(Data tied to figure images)
════════════════════
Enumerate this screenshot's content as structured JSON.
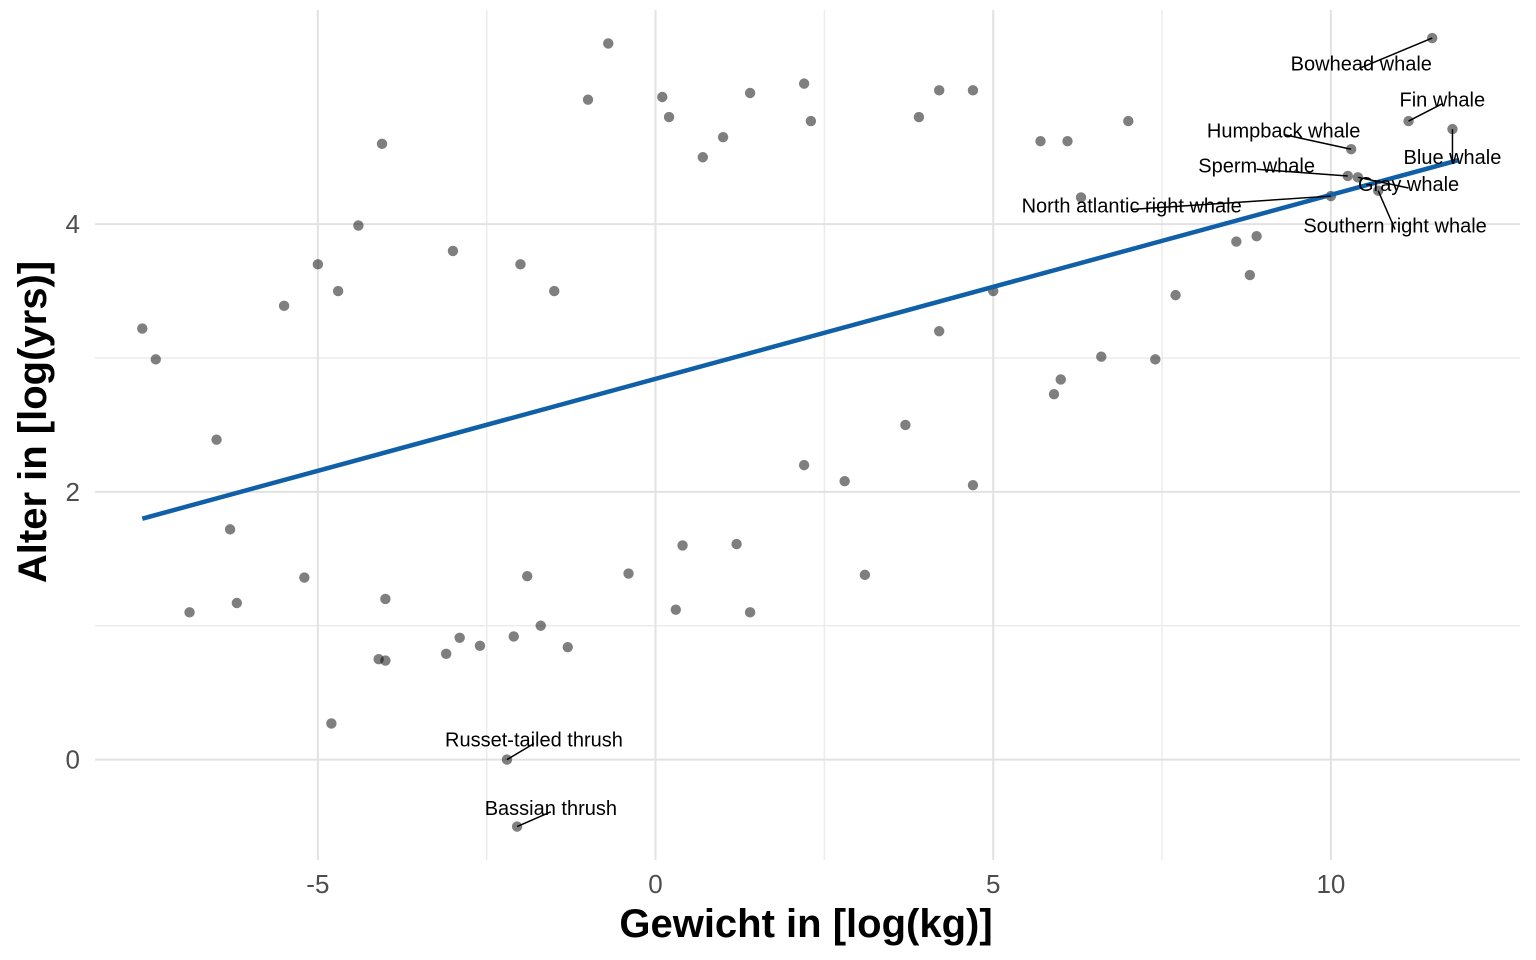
{
  "chart_data": {
    "type": "scatter",
    "title": "",
    "xlabel": "Gewicht in [log(kg)]",
    "ylabel": "Alter in [log(yrs)]",
    "xlim": [
      -8.3,
      12.8
    ],
    "ylim": [
      -0.75,
      5.6
    ],
    "x_ticks": [
      {
        "value": -5,
        "label": "-5"
      },
      {
        "value": 0,
        "label": "0"
      },
      {
        "value": 5,
        "label": "5"
      },
      {
        "value": 10,
        "label": "10"
      }
    ],
    "y_ticks": [
      {
        "value": 0,
        "label": "0"
      },
      {
        "value": 2,
        "label": "2"
      },
      {
        "value": 4,
        "label": "4"
      }
    ],
    "grid": true,
    "point_color": "#000000",
    "point_opacity": 0.5,
    "line_color": "#1060a8",
    "regression_line": {
      "x": [
        -7.6,
        11.9
      ],
      "y": [
        1.8,
        4.48
      ]
    },
    "points": [
      [
        -7.6,
        3.22
      ],
      [
        -7.4,
        2.99
      ],
      [
        -6.9,
        1.1
      ],
      [
        -6.5,
        2.39
      ],
      [
        -6.3,
        1.72
      ],
      [
        -6.2,
        1.17
      ],
      [
        -4.8,
        0.27
      ],
      [
        -4.1,
        0.75
      ],
      [
        -4.0,
        0.74
      ],
      [
        -3.1,
        0.79
      ],
      [
        -2.9,
        0.91
      ],
      [
        -2.6,
        0.85
      ],
      [
        -2.1,
        0.92
      ],
      [
        -1.7,
        1.0
      ],
      [
        -1.3,
        0.84
      ],
      [
        -4.05,
        4.6
      ],
      [
        -0.7,
        5.35
      ],
      [
        -1.0,
        4.93
      ],
      [
        0.1,
        4.95
      ],
      [
        1.4,
        4.98
      ],
      [
        2.2,
        5.05
      ],
      [
        4.2,
        5.0
      ],
      [
        4.7,
        5.0
      ],
      [
        2.3,
        4.77
      ],
      [
        3.9,
        4.8
      ],
      [
        7.0,
        4.77
      ],
      [
        1.0,
        4.65
      ],
      [
        5.7,
        4.62
      ],
      [
        6.1,
        4.62
      ],
      [
        -4.4,
        3.99
      ],
      [
        0.2,
        4.8
      ],
      [
        0.7,
        4.5
      ],
      [
        6.3,
        4.2
      ],
      [
        7.7,
        3.47
      ],
      [
        8.8,
        3.62
      ],
      [
        8.6,
        3.87
      ],
      [
        8.9,
        3.91
      ],
      [
        7.4,
        2.99
      ],
      [
        3.1,
        1.38
      ],
      [
        1.4,
        1.1
      ],
      [
        0.3,
        1.12
      ],
      [
        -0.4,
        1.39
      ],
      [
        4.7,
        2.05
      ],
      [
        2.8,
        2.08
      ],
      [
        -5.2,
        1.36
      ],
      [
        -4.0,
        1.2
      ],
      [
        -1.9,
        1.37
      ],
      [
        0.4,
        1.6
      ],
      [
        1.2,
        1.61
      ],
      [
        -3.0,
        3.8
      ],
      [
        -2.0,
        3.7
      ],
      [
        -1.5,
        3.5
      ],
      [
        6.6,
        3.01
      ],
      [
        6.0,
        2.84
      ],
      [
        5.9,
        2.73
      ],
      [
        -5.5,
        3.39
      ],
      [
        -5.0,
        3.7
      ],
      [
        -4.7,
        3.5
      ],
      [
        5.0,
        3.5
      ],
      [
        4.2,
        3.2
      ],
      [
        3.7,
        2.5
      ],
      [
        2.2,
        2.2
      ]
    ],
    "annotations": [
      {
        "label": "Bowhead whale",
        "x": 11.5,
        "y": 5.39,
        "lx": 10.45,
        "ly": 5.2
      },
      {
        "label": "Fin whale",
        "x": 11.15,
        "y": 4.77,
        "lx": 11.65,
        "ly": 4.93
      },
      {
        "label": "Humpback whale",
        "x": 10.3,
        "y": 4.56,
        "lx": 9.3,
        "ly": 4.7
      },
      {
        "label": "Blue whale",
        "x": 11.8,
        "y": 4.71,
        "lx": 11.8,
        "ly": 4.5
      },
      {
        "label": "Sperm whale",
        "x": 10.25,
        "y": 4.36,
        "lx": 8.9,
        "ly": 4.44
      },
      {
        "label": "Gray whale",
        "x": 10.4,
        "y": 4.35,
        "lx": 11.15,
        "ly": 4.3
      },
      {
        "label": "North atlantic right whale",
        "x": 10.0,
        "y": 4.21,
        "lx": 7.05,
        "ly": 4.14
      },
      {
        "label": "Southern right whale",
        "x": 10.7,
        "y": 4.25,
        "lx": 10.95,
        "ly": 3.99
      },
      {
        "label": "Russet-tailed thrush",
        "x": -2.2,
        "y": 0.0,
        "lx": -1.8,
        "ly": 0.15
      },
      {
        "label": "Bassian thrush",
        "x": -2.05,
        "y": -0.5,
        "lx": -1.55,
        "ly": -0.36
      }
    ]
  }
}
════════════════════
Leave the pictures out and copy the rest of the data exactly.

Enumerate this screenshot's content as structured JSON.
{
  "chart_data": {
    "type": "scatter",
    "title": "",
    "xlabel": "Gewicht in [log(kg)]",
    "ylabel": "Alter in [log(yrs)]",
    "xlim": [
      -8.3,
      12.8
    ],
    "ylim": [
      -0.75,
      5.6
    ],
    "x_ticks": [
      {
        "value": -5,
        "label": "-5"
      },
      {
        "value": 0,
        "label": "0"
      },
      {
        "value": 5,
        "label": "5"
      },
      {
        "value": 10,
        "label": "10"
      }
    ],
    "y_ticks": [
      {
        "value": 0,
        "label": "0"
      },
      {
        "value": 2,
        "label": "2"
      },
      {
        "value": 4,
        "label": "4"
      }
    ],
    "grid": true,
    "point_color": "#000000",
    "point_opacity": 0.5,
    "line_color": "#1060a8",
    "regression_line": {
      "x": [
        -7.6,
        11.9
      ],
      "y": [
        1.8,
        4.48
      ]
    },
    "points": [
      [
        -7.6,
        3.22
      ],
      [
        -7.4,
        2.99
      ],
      [
        -6.9,
        1.1
      ],
      [
        -6.5,
        2.39
      ],
      [
        -6.3,
        1.72
      ],
      [
        -6.2,
        1.17
      ],
      [
        -4.8,
        0.27
      ],
      [
        -4.1,
        0.75
      ],
      [
        -4.0,
        0.74
      ],
      [
        -3.1,
        0.79
      ],
      [
        -2.9,
        0.91
      ],
      [
        -2.6,
        0.85
      ],
      [
        -2.1,
        0.92
      ],
      [
        -1.7,
        1.0
      ],
      [
        -1.3,
        0.84
      ],
      [
        -4.05,
        4.6
      ],
      [
        -0.7,
        5.35
      ],
      [
        -1.0,
        4.93
      ],
      [
        0.1,
        4.95
      ],
      [
        1.4,
        4.98
      ],
      [
        2.2,
        5.05
      ],
      [
        4.2,
        5.0
      ],
      [
        4.7,
        5.0
      ],
      [
        2.3,
        4.77
      ],
      [
        3.9,
        4.8
      ],
      [
        7.0,
        4.77
      ],
      [
        1.0,
        4.65
      ],
      [
        5.7,
        4.62
      ],
      [
        6.1,
        4.62
      ],
      [
        -4.4,
        3.99
      ],
      [
        0.2,
        4.8
      ],
      [
        0.7,
        4.5
      ],
      [
        6.3,
        4.2
      ],
      [
        7.7,
        3.47
      ],
      [
        8.8,
        3.62
      ],
      [
        8.6,
        3.87
      ],
      [
        8.9,
        3.91
      ],
      [
        7.4,
        2.99
      ],
      [
        3.1,
        1.38
      ],
      [
        1.4,
        1.1
      ],
      [
        0.3,
        1.12
      ],
      [
        -0.4,
        1.39
      ],
      [
        4.7,
        2.05
      ],
      [
        2.8,
        2.08
      ],
      [
        -5.2,
        1.36
      ],
      [
        -4.0,
        1.2
      ],
      [
        -1.9,
        1.37
      ],
      [
        0.4,
        1.6
      ],
      [
        1.2,
        1.61
      ],
      [
        -3.0,
        3.8
      ],
      [
        -2.0,
        3.7
      ],
      [
        -1.5,
        3.5
      ],
      [
        6.6,
        3.01
      ],
      [
        6.0,
        2.84
      ],
      [
        5.9,
        2.73
      ],
      [
        -5.5,
        3.39
      ],
      [
        -5.0,
        3.7
      ],
      [
        -4.7,
        3.5
      ],
      [
        5.0,
        3.5
      ],
      [
        4.2,
        3.2
      ],
      [
        3.7,
        2.5
      ],
      [
        2.2,
        2.2
      ]
    ],
    "annotations": [
      {
        "label": "Bowhead whale",
        "x": 11.5,
        "y": 5.39,
        "lx": 10.45,
        "ly": 5.2
      },
      {
        "label": "Fin whale",
        "x": 11.15,
        "y": 4.77,
        "lx": 11.65,
        "ly": 4.93
      },
      {
        "label": "Humpback whale",
        "x": 10.3,
        "y": 4.56,
        "lx": 9.3,
        "ly": 4.7
      },
      {
        "label": "Blue whale",
        "x": 11.8,
        "y": 4.71,
        "lx": 11.8,
        "ly": 4.5
      },
      {
        "label": "Sperm whale",
        "x": 10.25,
        "y": 4.36,
        "lx": 8.9,
        "ly": 4.44
      },
      {
        "label": "Gray whale",
        "x": 10.4,
        "y": 4.35,
        "lx": 11.15,
        "ly": 4.3
      },
      {
        "label": "North atlantic right whale",
        "x": 10.0,
        "y": 4.21,
        "lx": 7.05,
        "ly": 4.14
      },
      {
        "label": "Southern right whale",
        "x": 10.7,
        "y": 4.25,
        "lx": 10.95,
        "ly": 3.99
      },
      {
        "label": "Russet-tailed thrush",
        "x": -2.2,
        "y": 0.0,
        "lx": -1.8,
        "ly": 0.15
      },
      {
        "label": "Bassian thrush",
        "x": -2.05,
        "y": -0.5,
        "lx": -1.55,
        "ly": -0.36
      }
    ]
  }
}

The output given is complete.